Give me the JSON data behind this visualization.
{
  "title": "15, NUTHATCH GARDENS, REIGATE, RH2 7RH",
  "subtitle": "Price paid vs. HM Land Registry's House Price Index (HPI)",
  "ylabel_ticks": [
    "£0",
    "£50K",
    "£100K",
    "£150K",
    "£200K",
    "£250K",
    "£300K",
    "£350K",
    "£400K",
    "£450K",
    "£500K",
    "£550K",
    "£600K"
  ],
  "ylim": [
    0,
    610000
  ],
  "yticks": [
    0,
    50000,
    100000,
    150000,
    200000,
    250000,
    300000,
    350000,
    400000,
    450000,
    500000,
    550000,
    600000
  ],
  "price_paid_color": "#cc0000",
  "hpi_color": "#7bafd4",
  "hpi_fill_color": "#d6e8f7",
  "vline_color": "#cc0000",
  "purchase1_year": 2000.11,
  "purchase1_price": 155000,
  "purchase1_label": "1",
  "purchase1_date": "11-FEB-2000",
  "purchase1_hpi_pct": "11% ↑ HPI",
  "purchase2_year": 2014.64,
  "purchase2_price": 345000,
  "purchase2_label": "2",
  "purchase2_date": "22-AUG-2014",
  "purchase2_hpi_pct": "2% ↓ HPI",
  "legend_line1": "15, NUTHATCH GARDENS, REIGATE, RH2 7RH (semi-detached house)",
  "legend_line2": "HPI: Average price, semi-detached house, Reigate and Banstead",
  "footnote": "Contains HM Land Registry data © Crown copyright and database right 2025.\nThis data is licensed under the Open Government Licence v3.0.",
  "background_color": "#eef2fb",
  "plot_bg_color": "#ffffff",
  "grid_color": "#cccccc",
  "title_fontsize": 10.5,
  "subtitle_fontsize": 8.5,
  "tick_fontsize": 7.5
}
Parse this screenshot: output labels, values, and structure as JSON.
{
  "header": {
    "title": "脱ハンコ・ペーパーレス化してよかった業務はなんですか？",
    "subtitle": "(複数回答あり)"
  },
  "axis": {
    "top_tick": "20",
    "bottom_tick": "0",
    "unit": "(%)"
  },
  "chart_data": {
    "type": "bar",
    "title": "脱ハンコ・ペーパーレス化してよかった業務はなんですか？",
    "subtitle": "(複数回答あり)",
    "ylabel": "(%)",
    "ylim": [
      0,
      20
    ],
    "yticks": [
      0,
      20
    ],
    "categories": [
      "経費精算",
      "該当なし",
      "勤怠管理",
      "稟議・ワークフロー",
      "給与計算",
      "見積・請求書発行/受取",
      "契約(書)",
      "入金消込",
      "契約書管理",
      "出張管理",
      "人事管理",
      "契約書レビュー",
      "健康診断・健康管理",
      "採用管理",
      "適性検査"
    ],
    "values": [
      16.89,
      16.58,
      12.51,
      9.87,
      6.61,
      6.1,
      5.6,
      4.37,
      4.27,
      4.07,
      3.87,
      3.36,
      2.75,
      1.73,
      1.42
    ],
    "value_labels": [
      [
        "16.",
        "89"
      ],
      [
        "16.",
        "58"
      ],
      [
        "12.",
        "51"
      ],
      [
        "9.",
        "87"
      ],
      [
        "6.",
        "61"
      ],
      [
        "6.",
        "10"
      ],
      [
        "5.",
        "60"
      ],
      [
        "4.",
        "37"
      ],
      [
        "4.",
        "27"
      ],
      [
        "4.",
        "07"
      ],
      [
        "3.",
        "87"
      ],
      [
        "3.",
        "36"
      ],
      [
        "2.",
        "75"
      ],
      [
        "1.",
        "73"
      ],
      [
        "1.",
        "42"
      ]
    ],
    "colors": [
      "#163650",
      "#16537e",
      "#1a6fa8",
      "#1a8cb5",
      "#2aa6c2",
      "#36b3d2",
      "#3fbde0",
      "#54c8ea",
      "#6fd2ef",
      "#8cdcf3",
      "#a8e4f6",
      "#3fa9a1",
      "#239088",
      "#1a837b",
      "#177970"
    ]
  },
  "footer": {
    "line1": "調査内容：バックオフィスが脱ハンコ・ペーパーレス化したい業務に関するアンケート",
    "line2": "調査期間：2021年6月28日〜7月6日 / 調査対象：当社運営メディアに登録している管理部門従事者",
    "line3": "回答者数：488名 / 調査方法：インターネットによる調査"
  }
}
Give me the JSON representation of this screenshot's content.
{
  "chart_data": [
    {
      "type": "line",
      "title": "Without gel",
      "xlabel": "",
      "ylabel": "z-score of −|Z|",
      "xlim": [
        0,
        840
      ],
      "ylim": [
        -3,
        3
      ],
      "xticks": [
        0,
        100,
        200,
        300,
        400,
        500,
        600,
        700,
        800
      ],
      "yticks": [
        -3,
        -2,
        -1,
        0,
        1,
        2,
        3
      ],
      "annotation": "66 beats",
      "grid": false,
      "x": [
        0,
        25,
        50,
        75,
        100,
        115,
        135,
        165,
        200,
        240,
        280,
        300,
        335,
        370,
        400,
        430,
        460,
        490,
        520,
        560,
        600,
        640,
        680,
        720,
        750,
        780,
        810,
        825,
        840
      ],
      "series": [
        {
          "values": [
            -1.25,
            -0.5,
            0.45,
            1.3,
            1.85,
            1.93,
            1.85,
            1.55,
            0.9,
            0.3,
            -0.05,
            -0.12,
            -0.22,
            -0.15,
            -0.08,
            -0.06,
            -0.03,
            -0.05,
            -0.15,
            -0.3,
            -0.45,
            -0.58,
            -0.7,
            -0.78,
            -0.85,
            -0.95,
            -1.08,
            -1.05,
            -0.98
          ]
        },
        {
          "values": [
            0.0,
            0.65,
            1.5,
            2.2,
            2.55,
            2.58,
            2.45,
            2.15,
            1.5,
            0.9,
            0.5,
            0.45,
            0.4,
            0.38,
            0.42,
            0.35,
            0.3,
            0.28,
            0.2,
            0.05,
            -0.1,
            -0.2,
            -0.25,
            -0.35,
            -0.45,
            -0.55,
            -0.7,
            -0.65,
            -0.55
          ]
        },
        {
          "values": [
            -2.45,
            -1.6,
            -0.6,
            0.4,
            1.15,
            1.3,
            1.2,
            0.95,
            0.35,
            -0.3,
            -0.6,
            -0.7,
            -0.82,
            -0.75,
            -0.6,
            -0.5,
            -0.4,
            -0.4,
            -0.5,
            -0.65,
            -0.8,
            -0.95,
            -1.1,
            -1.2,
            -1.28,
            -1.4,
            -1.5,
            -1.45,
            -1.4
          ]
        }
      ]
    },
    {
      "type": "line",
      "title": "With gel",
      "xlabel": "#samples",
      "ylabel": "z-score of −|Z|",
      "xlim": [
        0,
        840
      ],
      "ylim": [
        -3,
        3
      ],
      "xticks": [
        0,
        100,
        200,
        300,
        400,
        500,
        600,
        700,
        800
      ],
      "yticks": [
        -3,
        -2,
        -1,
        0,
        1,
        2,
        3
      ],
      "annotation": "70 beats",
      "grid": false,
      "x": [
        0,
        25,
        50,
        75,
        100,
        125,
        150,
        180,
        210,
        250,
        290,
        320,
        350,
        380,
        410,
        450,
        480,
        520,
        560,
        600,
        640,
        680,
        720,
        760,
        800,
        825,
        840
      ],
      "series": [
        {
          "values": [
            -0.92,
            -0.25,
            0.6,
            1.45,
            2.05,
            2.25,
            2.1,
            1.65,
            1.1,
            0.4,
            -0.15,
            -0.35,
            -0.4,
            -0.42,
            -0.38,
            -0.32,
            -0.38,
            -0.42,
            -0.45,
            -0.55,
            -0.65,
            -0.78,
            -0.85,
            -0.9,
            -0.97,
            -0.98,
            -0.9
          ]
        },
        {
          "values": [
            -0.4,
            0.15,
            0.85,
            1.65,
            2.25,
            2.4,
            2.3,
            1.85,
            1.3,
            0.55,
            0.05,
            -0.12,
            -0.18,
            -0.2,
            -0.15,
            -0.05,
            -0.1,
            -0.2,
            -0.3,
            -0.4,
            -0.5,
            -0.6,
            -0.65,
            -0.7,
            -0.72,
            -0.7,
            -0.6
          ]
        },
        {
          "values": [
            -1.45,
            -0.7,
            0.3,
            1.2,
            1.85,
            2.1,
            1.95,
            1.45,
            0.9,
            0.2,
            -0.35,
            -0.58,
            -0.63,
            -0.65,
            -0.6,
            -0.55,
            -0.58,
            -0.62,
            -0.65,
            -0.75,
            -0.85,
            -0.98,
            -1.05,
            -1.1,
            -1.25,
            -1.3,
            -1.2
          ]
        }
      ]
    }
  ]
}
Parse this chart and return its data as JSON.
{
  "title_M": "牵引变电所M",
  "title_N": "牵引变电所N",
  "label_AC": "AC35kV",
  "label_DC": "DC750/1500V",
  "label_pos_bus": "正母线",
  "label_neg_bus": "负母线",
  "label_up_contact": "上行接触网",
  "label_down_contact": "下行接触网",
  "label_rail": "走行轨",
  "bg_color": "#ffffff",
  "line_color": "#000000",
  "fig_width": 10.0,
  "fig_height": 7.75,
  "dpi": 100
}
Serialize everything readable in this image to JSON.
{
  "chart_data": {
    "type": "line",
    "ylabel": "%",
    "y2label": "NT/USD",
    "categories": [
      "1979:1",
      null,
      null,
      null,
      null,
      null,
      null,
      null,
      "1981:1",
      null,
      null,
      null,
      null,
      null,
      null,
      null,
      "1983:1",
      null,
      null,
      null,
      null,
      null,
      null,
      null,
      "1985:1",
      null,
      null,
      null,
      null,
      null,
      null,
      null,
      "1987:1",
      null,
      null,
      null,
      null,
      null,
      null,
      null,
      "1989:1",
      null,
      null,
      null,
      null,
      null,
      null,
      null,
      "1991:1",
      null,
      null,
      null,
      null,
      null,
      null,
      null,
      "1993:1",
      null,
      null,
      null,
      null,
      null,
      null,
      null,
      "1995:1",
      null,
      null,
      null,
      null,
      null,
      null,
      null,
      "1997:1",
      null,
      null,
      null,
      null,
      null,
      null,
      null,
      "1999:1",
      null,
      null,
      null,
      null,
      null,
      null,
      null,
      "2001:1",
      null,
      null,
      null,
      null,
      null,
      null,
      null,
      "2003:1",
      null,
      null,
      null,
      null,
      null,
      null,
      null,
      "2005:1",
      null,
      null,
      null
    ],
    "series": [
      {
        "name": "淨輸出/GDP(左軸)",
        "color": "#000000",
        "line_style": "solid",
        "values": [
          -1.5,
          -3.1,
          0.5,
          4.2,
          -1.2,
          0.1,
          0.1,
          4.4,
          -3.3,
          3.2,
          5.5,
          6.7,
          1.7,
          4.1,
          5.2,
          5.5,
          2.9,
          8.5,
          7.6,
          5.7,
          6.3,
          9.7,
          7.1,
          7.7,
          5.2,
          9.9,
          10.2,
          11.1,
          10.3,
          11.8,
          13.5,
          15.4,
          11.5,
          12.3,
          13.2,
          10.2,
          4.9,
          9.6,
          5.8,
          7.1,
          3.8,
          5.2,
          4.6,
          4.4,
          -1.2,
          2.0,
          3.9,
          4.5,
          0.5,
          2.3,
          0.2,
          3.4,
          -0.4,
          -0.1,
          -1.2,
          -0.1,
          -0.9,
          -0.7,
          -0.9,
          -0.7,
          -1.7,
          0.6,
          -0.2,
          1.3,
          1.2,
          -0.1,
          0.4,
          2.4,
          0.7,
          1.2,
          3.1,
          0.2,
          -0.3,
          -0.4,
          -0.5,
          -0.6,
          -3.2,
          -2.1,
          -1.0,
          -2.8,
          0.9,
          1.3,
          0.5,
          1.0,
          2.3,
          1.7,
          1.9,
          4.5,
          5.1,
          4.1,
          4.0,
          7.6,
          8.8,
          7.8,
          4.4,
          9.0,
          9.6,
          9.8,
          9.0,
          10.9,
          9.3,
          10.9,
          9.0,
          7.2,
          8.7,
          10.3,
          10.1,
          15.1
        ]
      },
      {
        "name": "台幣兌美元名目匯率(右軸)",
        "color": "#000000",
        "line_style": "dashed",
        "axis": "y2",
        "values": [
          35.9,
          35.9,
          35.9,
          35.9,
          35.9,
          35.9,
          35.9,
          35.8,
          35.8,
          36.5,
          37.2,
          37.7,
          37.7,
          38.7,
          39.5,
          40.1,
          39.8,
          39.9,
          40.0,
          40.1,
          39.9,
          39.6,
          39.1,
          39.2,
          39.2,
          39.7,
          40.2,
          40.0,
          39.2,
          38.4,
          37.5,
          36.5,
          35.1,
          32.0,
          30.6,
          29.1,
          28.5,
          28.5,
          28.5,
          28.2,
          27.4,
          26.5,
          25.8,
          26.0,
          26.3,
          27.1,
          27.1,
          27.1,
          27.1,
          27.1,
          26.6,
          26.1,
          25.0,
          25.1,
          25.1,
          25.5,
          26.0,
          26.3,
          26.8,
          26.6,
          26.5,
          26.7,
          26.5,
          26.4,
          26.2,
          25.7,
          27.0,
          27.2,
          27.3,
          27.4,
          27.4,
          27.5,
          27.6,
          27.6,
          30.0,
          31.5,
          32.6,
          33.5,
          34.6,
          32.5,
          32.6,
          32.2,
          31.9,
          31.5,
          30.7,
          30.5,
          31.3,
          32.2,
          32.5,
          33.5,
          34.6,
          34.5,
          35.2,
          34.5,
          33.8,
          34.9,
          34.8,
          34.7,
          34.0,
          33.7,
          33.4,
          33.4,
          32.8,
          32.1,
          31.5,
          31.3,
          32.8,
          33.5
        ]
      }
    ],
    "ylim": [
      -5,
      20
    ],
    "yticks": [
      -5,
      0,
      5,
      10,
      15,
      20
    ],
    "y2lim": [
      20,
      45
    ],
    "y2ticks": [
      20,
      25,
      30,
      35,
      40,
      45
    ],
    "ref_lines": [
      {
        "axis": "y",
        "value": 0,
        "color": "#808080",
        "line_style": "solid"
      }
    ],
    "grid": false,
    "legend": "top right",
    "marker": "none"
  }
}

========================

_Goal of the exercise_
Locate the word "GARDENS" in the records and collect each line it appears in.

_Output for this exercise_
  "title": "15, NUTHATCH GARDENS, REIGATE, RH2 7RH",
  "legend_line1": "15, NUTHATCH GARDENS, REIGATE, RH2 7RH (semi-detached house)",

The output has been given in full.